◆ Exercise set
**a)** Set down the part of the blog post between "It's difficult for" and "are human beings.", inclusive.
**b)** Using the blog post, explain in one to three sentences what Shylock was deploring and what misery he was bemoaning.
**c)** On what date was the blog post published?

◆ Provided text
<<<<
Politic?

This is a blog dedicated to a personal interpretation of political news of the day. I attempt to be as knowledgeable as possible before commenting and committing my thoughts to a day's communication.

Saturday, August 20, 2011

In the Name of ...

It's difficult for the ordinary person not exposed to values unknown traditionally in democratic, North American or European society to understand quite how it is possible for a wide-spread, somewhat unified religious inheritance to become so unhinged from life's existential absolutes. It does not matter where a human being lives, we are human beings.

We share, as Shakespeare's Shylock so acutely poignantly put it, human needs and characteristics:
I am a Jew. Hath not a Jew eyes? Hath not a Jew hands,
organs, dimensions, senses, affections, passions; fed with the same
food, hurt with the same weapons, subject to the same diseases,
heal'd by the same means, warm'd and cool'd by the same winter
and summer, as a Christian is? If you prick us, do we not bleed? If
you tickle us, do we not laugh? If you poison us, do we not die?
And if you wrong us, do we not revenge? If we are like you in the
rest, we will resemble you in that.
Shylock was deploring an age and a system and a society that set Jews apart, held them to be different, inferior, with values unlike those of the superior society they were surrounded by; Jews held to be imbued with with ulterior, crassly rapacious motives. He was bemoaning a misery that he must live with, despised and deprived of equal treatment given others, the lack of respect and honour that was meted out to him.
>>>>
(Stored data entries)
<<<<
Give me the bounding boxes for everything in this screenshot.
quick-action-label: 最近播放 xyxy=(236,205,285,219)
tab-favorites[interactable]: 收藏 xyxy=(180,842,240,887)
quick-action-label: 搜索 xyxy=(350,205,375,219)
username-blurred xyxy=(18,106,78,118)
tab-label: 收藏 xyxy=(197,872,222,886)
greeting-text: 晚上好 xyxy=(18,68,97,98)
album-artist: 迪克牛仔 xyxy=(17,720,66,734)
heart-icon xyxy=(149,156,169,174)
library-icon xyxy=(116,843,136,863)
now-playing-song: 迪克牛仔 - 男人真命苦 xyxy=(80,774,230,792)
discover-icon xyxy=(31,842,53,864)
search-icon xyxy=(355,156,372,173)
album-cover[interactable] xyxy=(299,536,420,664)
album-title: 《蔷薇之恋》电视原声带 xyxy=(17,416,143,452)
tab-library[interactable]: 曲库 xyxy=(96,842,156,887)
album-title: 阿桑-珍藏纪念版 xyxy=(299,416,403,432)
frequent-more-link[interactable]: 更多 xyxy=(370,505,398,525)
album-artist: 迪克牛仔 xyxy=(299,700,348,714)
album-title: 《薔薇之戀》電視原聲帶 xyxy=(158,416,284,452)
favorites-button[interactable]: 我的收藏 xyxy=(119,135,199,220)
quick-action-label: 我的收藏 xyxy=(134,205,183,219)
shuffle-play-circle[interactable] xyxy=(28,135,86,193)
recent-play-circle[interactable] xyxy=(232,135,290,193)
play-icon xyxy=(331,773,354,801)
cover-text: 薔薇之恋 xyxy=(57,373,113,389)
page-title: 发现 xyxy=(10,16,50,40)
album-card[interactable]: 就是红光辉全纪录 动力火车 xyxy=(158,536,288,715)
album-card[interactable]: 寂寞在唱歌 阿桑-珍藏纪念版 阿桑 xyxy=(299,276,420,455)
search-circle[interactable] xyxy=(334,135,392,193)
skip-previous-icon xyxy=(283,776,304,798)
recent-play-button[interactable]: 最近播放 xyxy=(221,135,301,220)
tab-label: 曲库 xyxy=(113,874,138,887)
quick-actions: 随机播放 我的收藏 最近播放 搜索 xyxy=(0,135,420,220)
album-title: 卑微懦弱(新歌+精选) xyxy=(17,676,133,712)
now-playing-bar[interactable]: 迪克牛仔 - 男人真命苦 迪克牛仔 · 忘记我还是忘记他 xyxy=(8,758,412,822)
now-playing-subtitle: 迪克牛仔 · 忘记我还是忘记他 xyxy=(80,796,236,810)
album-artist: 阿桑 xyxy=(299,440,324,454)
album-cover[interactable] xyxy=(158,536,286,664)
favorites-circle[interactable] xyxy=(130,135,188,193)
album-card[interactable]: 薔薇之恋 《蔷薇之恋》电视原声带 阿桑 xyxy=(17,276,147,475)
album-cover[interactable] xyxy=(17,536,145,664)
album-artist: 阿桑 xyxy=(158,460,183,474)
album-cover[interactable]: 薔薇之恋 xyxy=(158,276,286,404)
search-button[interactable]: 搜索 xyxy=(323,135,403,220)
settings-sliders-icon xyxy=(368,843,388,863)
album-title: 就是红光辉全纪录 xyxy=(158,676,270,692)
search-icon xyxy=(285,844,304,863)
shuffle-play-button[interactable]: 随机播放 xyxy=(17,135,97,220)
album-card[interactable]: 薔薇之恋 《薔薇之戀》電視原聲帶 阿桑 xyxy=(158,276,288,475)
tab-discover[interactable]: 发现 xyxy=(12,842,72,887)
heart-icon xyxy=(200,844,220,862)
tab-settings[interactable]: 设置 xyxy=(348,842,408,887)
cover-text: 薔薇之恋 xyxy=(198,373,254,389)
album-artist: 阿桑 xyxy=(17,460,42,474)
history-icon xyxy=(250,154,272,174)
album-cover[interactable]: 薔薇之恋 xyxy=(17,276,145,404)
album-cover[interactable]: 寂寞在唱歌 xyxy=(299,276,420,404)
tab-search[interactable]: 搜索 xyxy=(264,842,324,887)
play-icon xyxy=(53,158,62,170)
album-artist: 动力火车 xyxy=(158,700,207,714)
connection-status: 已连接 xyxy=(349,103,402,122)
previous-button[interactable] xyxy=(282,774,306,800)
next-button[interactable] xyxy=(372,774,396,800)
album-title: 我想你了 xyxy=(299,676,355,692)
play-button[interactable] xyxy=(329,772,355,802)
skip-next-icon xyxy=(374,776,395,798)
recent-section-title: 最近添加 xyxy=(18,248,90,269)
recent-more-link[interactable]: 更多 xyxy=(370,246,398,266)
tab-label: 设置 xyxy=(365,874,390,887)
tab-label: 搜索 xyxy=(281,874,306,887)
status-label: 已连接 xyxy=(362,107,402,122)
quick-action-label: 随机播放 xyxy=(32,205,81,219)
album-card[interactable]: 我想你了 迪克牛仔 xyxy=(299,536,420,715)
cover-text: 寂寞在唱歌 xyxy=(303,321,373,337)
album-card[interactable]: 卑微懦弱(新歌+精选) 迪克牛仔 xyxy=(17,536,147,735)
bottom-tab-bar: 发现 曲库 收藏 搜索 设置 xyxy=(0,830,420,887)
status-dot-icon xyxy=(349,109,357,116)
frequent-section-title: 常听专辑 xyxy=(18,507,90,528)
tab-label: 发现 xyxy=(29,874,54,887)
>>>>
◆ Results for the exercise
**a)**
It's difficult for the ordinary person not exposed to values unknown traditionally in democratic, North American or European society to understand quite how it is possible for a wide-spread, somewhat unified religious inheritance to become so unhinged from life's existential absolutes. It does not matter where a human being lives, we are human beings.

**b)** Shylock was deploring an age and society that set Jews apart and held them to be different and inferior, with crassly rapacious motives. He was bemoaning the misery he had to live with: being despised, denied the equal treatment given others, and refused respect and honor.

**c)** Saturday, August 20, 2011.